ITEMS
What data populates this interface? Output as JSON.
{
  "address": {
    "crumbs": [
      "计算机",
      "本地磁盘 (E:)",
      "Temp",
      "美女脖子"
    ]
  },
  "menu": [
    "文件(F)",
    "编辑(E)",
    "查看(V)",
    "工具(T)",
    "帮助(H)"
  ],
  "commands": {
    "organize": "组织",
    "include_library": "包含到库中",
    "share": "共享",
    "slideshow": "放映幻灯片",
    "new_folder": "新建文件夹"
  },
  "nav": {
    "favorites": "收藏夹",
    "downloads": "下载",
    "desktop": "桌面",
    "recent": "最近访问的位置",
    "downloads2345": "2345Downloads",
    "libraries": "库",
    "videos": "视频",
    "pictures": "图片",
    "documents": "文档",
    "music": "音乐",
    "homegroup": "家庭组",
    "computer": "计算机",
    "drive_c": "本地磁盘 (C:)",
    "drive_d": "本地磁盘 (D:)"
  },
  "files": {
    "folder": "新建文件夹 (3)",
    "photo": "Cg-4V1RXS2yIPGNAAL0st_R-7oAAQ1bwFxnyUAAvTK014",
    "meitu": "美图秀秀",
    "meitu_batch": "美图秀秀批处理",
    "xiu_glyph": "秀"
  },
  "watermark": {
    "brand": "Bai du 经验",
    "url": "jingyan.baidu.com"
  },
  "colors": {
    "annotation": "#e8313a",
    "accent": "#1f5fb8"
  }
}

WHAT YOU ARE ASKED TO DO
Quote each line of the listing above exactly.

WRITTEN ANSWER
What data populates this interface? Output as JSON.
{
  "address": {
    "crumbs": [
      "计算机",
      "本地磁盘 (E:)",
      "Temp",
      "美女脖子"
    ]
  },
  "menu": [
    "文件(F)",
    "编辑(E)",
    "查看(V)",
    "工具(T)",
    "帮助(H)"
  ],
  "commands": {
    "organize": "组织",
    "include_library": "包含到库中",
    "share": "共享",
    "slideshow": "放映幻灯片",
    "new_folder": "新建文件夹"
  },
  "nav": {
    "favorites": "收藏夹",
    "downloads": "下载",
    "desktop": "桌面",
    "recent": "最近访问的位置",
    "downloads2345": "2345Downloads",
    "libraries": "库",
    "videos": "视频",
    "pictures": "图片",
    "documents": "文档",
    "music": "音乐",
    "homegroup": "家庭组",
    "computer": "计算机",
    "drive_c": "本地磁盘 (C:)",
    "drive_d": "本地磁盘 (D:)"
  },
  "files": {
    "folder": "新建文件夹 (3)",
    "photo": "Cg-4V1RXS2yIPGNAAL0st_R-7oAAQ1bwFxnyUAAvTK014",
    "meitu": "美图秀秀",
    "meitu_batch": "美图秀秀批处理",
    "xiu_glyph": "秀"
  },
  "watermark": {
    "brand": "Bai du 经验",
    "url": "jingyan.baidu.com"
  },
  "colors": {
    "annotation": "#e8313a",
    "accent": "#1f5fb8"
  }
}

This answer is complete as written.